+++ RECORDS SHOWN
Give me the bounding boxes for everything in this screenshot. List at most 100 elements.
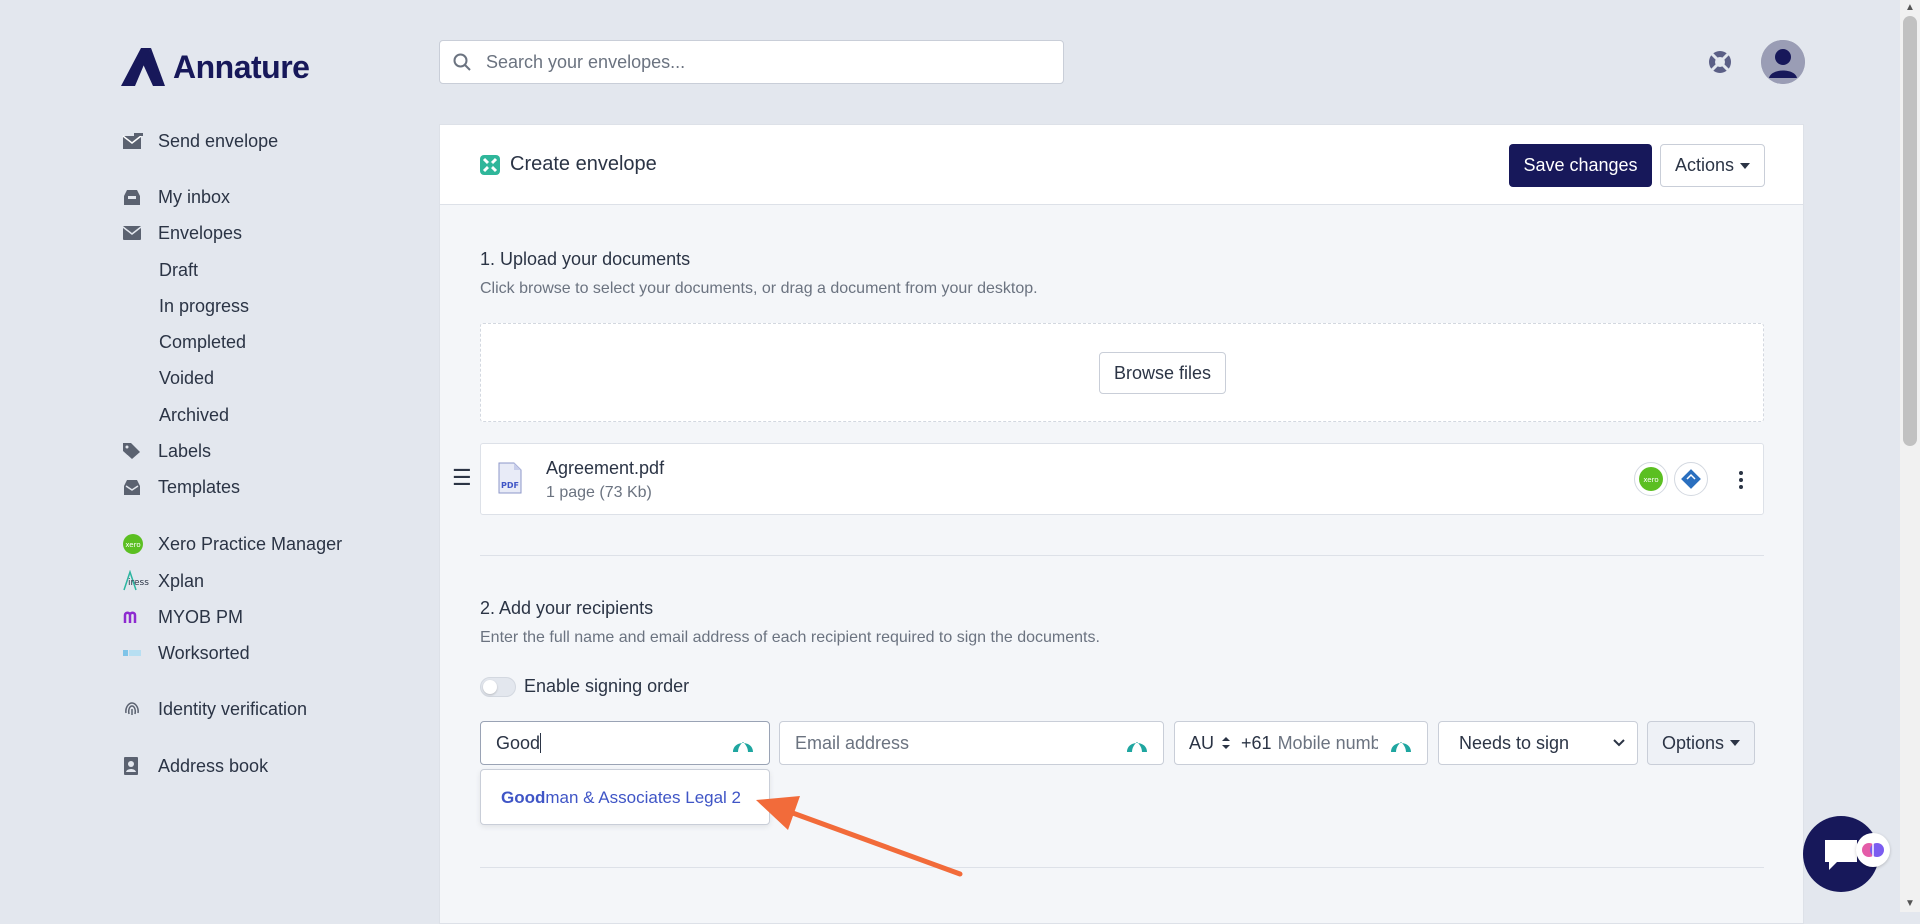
sidebar-item-send-envelope[interactable]: Send envelope: [122, 127, 278, 155]
search-icon: [440, 53, 484, 71]
browse-files-button[interactable]: Browse files: [1099, 352, 1226, 394]
user-icon: [1761, 40, 1805, 84]
page-title: Create envelope: [480, 153, 657, 176]
country-code-select[interactable]: AU: [1175, 733, 1214, 754]
section-divider: [480, 867, 1764, 868]
brand-name: Annature: [173, 48, 310, 85]
card-header: Create envelope Save changes Actions: [440, 125, 1803, 205]
document-name[interactable]: Agreement.pdf: [546, 458, 664, 479]
sidebar-item-labels[interactable]: Labels: [122, 437, 211, 465]
search-input[interactable]: [484, 50, 1044, 74]
recipients-section-description: Enter the full name and email address of…: [480, 629, 1100, 646]
document-more-icon[interactable]: [1731, 466, 1751, 494]
email-placeholder: Email address: [795, 732, 910, 753]
sidebar-item-address-book[interactable]: Address book: [122, 752, 268, 780]
sidebar-item-xero-practice-manager[interactable]: xero Xero Practice Manager: [122, 530, 342, 558]
sidebar-label: Labels: [158, 440, 212, 461]
recipient-name-value: Good: [496, 732, 541, 753]
sidebar-item-voided[interactable]: Voided: [159, 368, 214, 389]
sidebar-item-draft[interactable]: Draft: [159, 260, 198, 281]
send-envelope-icon: [122, 132, 158, 150]
sidebar-item-completed[interactable]: Completed: [159, 332, 246, 353]
sidebar-item-xplan[interactable]: iress Xplan: [122, 567, 204, 595]
mobile-placeholder: Mobile number: [1277, 732, 1378, 753]
annature-contacts-icon[interactable]: [1125, 732, 1149, 754]
sidebar-label: Address book: [158, 755, 269, 776]
contact-suggestion-item[interactable]: Goodman & Associates Legal 2: [501, 788, 741, 808]
actions-dropdown-button[interactable]: Actions: [1660, 144, 1765, 187]
annature-contacts-icon[interactable]: [1389, 732, 1413, 754]
pdf-file-icon: PDF: [498, 462, 522, 494]
create-envelope-icon: [480, 154, 500, 175]
svg-text:xero: xero: [1643, 476, 1658, 484]
myob-logo-icon: [122, 609, 158, 625]
sidebar-label: Worksorted: [158, 642, 250, 663]
scroll-down-icon[interactable]: ▼: [1904, 898, 1916, 910]
drag-handle-icon[interactable]: ☰: [452, 465, 472, 491]
save-changes-button[interactable]: Save changes: [1509, 144, 1652, 187]
caret-down-icon: [1730, 740, 1741, 746]
sidebar-label: Xero Practice Manager: [158, 533, 343, 554]
options-label: Options: [1661, 732, 1725, 753]
signing-order-toggle[interactable]: [480, 677, 516, 697]
sort-arrows-icon: [1222, 737, 1231, 749]
address-book-icon: [122, 756, 158, 776]
help-lifebuoy-icon[interactable]: [1706, 48, 1734, 76]
recipients-section-title: 2. Add your recipients: [480, 598, 654, 618]
page-title-text: Create envelope: [510, 153, 657, 175]
section-divider: [480, 555, 1764, 556]
xero-badge-icon[interactable]: xero: [1634, 462, 1668, 496]
annature-logo[interactable]: Annature: [121, 48, 310, 86]
svg-text:PDF: PDF: [501, 481, 519, 490]
sidebar-item-envelopes[interactable]: Envelopes: [122, 219, 242, 247]
search-bar[interactable]: [439, 40, 1064, 84]
sidebar-item-archived[interactable]: Archived: [159, 405, 229, 426]
recipient-options-button[interactable]: Options: [1647, 721, 1755, 765]
inbox-icon: [122, 188, 158, 206]
fingerprint-icon: [122, 699, 158, 719]
contact-suggestions-dropdown: Goodman & Associates Legal 2: [480, 769, 770, 825]
recipient-email-field[interactable]: Email address: [779, 721, 1164, 765]
sidebar-label: Identity verification: [158, 698, 308, 719]
template-icon: [122, 478, 158, 496]
upload-section-title: 1. Upload your documents: [480, 249, 691, 269]
sidebar-label: Send envelope: [158, 130, 279, 151]
recipient-name-field[interactable]: Good: [480, 721, 770, 765]
actions-label: Actions: [1674, 155, 1735, 175]
document-integrations: xero: [1634, 462, 1708, 496]
xero-logo-icon: xero: [122, 533, 158, 555]
sidebar-item-myob-pm[interactable]: MYOB PM: [122, 603, 243, 631]
sidebar-item-worksorted[interactable]: Worksorted: [122, 639, 250, 667]
sidebar-label: Envelopes: [158, 222, 243, 243]
svg-text:xero: xero: [125, 541, 140, 549]
sidebar-label: MYOB PM: [158, 606, 244, 627]
ai-assistant-icon[interactable]: [1856, 833, 1890, 867]
dial-code: +61: [1241, 732, 1272, 753]
iress-logo-icon: iress: [122, 570, 158, 592]
user-avatar[interactable]: [1761, 40, 1805, 84]
sidebar-item-in-progress[interactable]: In progress: [159, 296, 249, 317]
annature-contacts-icon[interactable]: [731, 732, 755, 754]
chat-bubble-icon: [1825, 840, 1857, 870]
sidebar-item-my-inbox[interactable]: My inbox: [122, 183, 230, 211]
sidebar-item-identity-verification[interactable]: Identity verification: [122, 695, 307, 723]
text-cursor: [540, 733, 542, 753]
tag-icon: [122, 442, 158, 460]
signing-order-label: Enable signing order: [524, 676, 690, 696]
create-envelope-card: Create envelope Save changes Actions 1. …: [439, 124, 1804, 924]
recipient-role-select[interactable]: Needs to sign: [1438, 721, 1638, 765]
scrollbar-thumb[interactable]: [1903, 16, 1917, 446]
sidebar-label: My inbox: [158, 186, 231, 207]
caret-down-icon: [1740, 162, 1751, 169]
svg-text:iress: iress: [128, 578, 149, 588]
sidebar-item-templates[interactable]: Templates: [122, 473, 240, 501]
recipient-mobile-field[interactable]: AU +61 Mobile number: [1174, 721, 1428, 765]
file-dropzone[interactable]: Browse files: [480, 323, 1764, 422]
diamond-integration-icon[interactable]: [1674, 462, 1708, 496]
document-meta: 1 page (73 Kb): [546, 484, 652, 501]
suggestion-match-text: Good: [501, 788, 546, 807]
sidebar-label: Templates: [158, 476, 241, 497]
suggestion-rest-text: man & Associates Legal 2: [545, 788, 742, 807]
envelope-icon: [122, 225, 158, 241]
scroll-up-icon[interactable]: ▲: [1904, 2, 1916, 14]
++++++
DIRECTION >> Rewrite the material above, replacing "Needs to sign" with "Needs to approve" everywhere it occurs and keeping every other line and character the same. Omit the pictures.

REPLY TO THE TASK >>
Give me the bounding boxes for everything in this screenshot. List at most 100 elements.
sidebar-item-send-envelope[interactable]: Send envelope: [122, 127, 278, 155]
search-icon: [440, 53, 484, 71]
browse-files-button[interactable]: Browse files: [1099, 352, 1226, 394]
user-icon: [1761, 40, 1805, 84]
page-title: Create envelope: [480, 153, 657, 176]
country-code-select[interactable]: AU: [1175, 733, 1214, 754]
section-divider: [480, 867, 1764, 868]
brand-name: Annature: [173, 48, 310, 85]
card-header: Create envelope Save changes Actions: [440, 125, 1803, 205]
document-name[interactable]: Agreement.pdf: [546, 458, 664, 479]
sidebar-item-labels[interactable]: Labels: [122, 437, 211, 465]
search-input[interactable]: [484, 50, 1044, 74]
recipients-section-description: Enter the full name and email address of…: [480, 629, 1100, 646]
document-more-icon[interactable]: [1731, 466, 1751, 494]
email-placeholder: Email address: [795, 732, 910, 753]
sidebar-item-address-book[interactable]: Address book: [122, 752, 268, 780]
sidebar-item-xero-practice-manager[interactable]: xero Xero Practice Manager: [122, 530, 342, 558]
sidebar-label: Labels: [158, 440, 212, 461]
recipient-name-value: Good: [496, 732, 541, 753]
sidebar-item-voided[interactable]: Voided: [159, 368, 214, 389]
sidebar-item-draft[interactable]: Draft: [159, 260, 198, 281]
send-envelope-icon: [122, 132, 158, 150]
sidebar-item-completed[interactable]: Completed: [159, 332, 246, 353]
sidebar-item-xplan[interactable]: iress Xplan: [122, 567, 204, 595]
mobile-placeholder: Mobile number: [1277, 732, 1378, 753]
annature-contacts-icon[interactable]: [1125, 732, 1149, 754]
sidebar-label: Address book: [158, 755, 269, 776]
contact-suggestion-item[interactable]: Goodman & Associates Legal 2: [501, 788, 741, 808]
actions-dropdown-button[interactable]: Actions: [1660, 144, 1765, 187]
annature-contacts-icon[interactable]: [1389, 732, 1413, 754]
pdf-file-icon: PDF: [498, 462, 522, 494]
create-envelope-icon: [480, 154, 500, 175]
svg-text:xero: xero: [1643, 476, 1658, 484]
myob-logo-icon: [122, 609, 158, 625]
sidebar-label: Worksorted: [158, 642, 250, 663]
scroll-down-icon[interactable]: ▼: [1904, 898, 1916, 910]
drag-handle-icon[interactable]: ☰: [452, 465, 472, 491]
save-changes-button[interactable]: Save changes: [1509, 144, 1652, 187]
caret-down-icon: [1730, 740, 1741, 746]
sidebar-label: Xero Practice Manager: [158, 533, 343, 554]
options-label: Options: [1661, 732, 1725, 753]
signing-order-toggle[interactable]: [480, 677, 516, 697]
sort-arrows-icon: [1222, 737, 1231, 749]
address-book-icon: [122, 756, 158, 776]
help-lifebuoy-icon[interactable]: [1706, 48, 1734, 76]
recipients-section-title: 2. Add your recipients: [480, 598, 654, 618]
page-title-text: Create envelope: [510, 153, 657, 175]
section-divider: [480, 555, 1764, 556]
xero-badge-icon[interactable]: xero: [1634, 462, 1668, 496]
annature-logo[interactable]: Annature: [121, 48, 310, 86]
svg-text:PDF: PDF: [501, 481, 519, 490]
sidebar-item-envelopes[interactable]: Envelopes: [122, 219, 242, 247]
search-bar[interactable]: [439, 40, 1064, 84]
sidebar-item-archived[interactable]: Archived: [159, 405, 229, 426]
recipient-options-button[interactable]: Options: [1647, 721, 1755, 765]
inbox-icon: [122, 188, 158, 206]
fingerprint-icon: [122, 699, 158, 719]
contact-suggestions-dropdown: Goodman & Associates Legal 2: [480, 769, 770, 825]
recipient-email-field[interactable]: Email address: [779, 721, 1164, 765]
sidebar-label: Identity verification: [158, 698, 308, 719]
template-icon: [122, 478, 158, 496]
upload-section-title: 1. Upload your documents: [480, 249, 691, 269]
sidebar-label: Send envelope: [158, 130, 279, 151]
recipient-name-field[interactable]: Good: [480, 721, 770, 765]
actions-label: Actions: [1674, 155, 1735, 175]
document-integrations: xero: [1634, 462, 1708, 496]
xero-logo-icon: xero: [122, 533, 158, 555]
sidebar-item-myob-pm[interactable]: MYOB PM: [122, 603, 243, 631]
sidebar-item-worksorted[interactable]: Worksorted: [122, 639, 250, 667]
sidebar-label: Envelopes: [158, 222, 243, 243]
svg-text:xero: xero: [125, 541, 140, 549]
sidebar-label: MYOB PM: [158, 606, 244, 627]
ai-assistant-icon[interactable]: [1856, 833, 1890, 867]
dial-code: +61: [1241, 732, 1272, 753]
iress-logo-icon: iress: [122, 570, 158, 592]
user-avatar[interactable]: [1761, 40, 1805, 84]
sidebar-item-in-progress[interactable]: In progress: [159, 296, 249, 317]
annature-contacts-icon[interactable]: [731, 732, 755, 754]
chat-bubble-icon: [1825, 840, 1857, 870]
sidebar-item-my-inbox[interactable]: My inbox: [122, 183, 230, 211]
sidebar-item-identity-verification[interactable]: Identity verification: [122, 695, 307, 723]
text-cursor: [540, 733, 542, 753]
tag-icon: [122, 442, 158, 460]
signing-order-label: Enable signing order: [524, 676, 690, 696]
create-envelope-card: Create envelope Save changes Actions 1. …: [439, 124, 1804, 924]
recipient-role-select[interactable]: Needs to approve: [1438, 721, 1638, 765]
scrollbar-thumb[interactable]: [1903, 16, 1917, 446]
sidebar-label: My inbox: [158, 186, 231, 207]
caret-down-icon: [1740, 162, 1751, 169]
svg-text:iress: iress: [128, 578, 149, 588]
sidebar-item-templates[interactable]: Templates: [122, 473, 240, 501]
recipient-mobile-field[interactable]: AU +61 Mobile number: [1174, 721, 1428, 765]
file-dropzone[interactable]: Browse files: [480, 323, 1764, 422]
diamond-integration-icon[interactable]: [1674, 462, 1708, 496]
document-meta: 1 page (73 Kb): [546, 484, 652, 501]
suggestion-match-text: Good: [501, 788, 546, 807]
sidebar-label: Templates: [158, 476, 241, 497]
suggestion-rest-text: man & Associates Legal 2: [545, 788, 742, 807]
envelope-icon: [122, 225, 158, 241]
scroll-up-icon[interactable]: ▲: [1904, 2, 1916, 14]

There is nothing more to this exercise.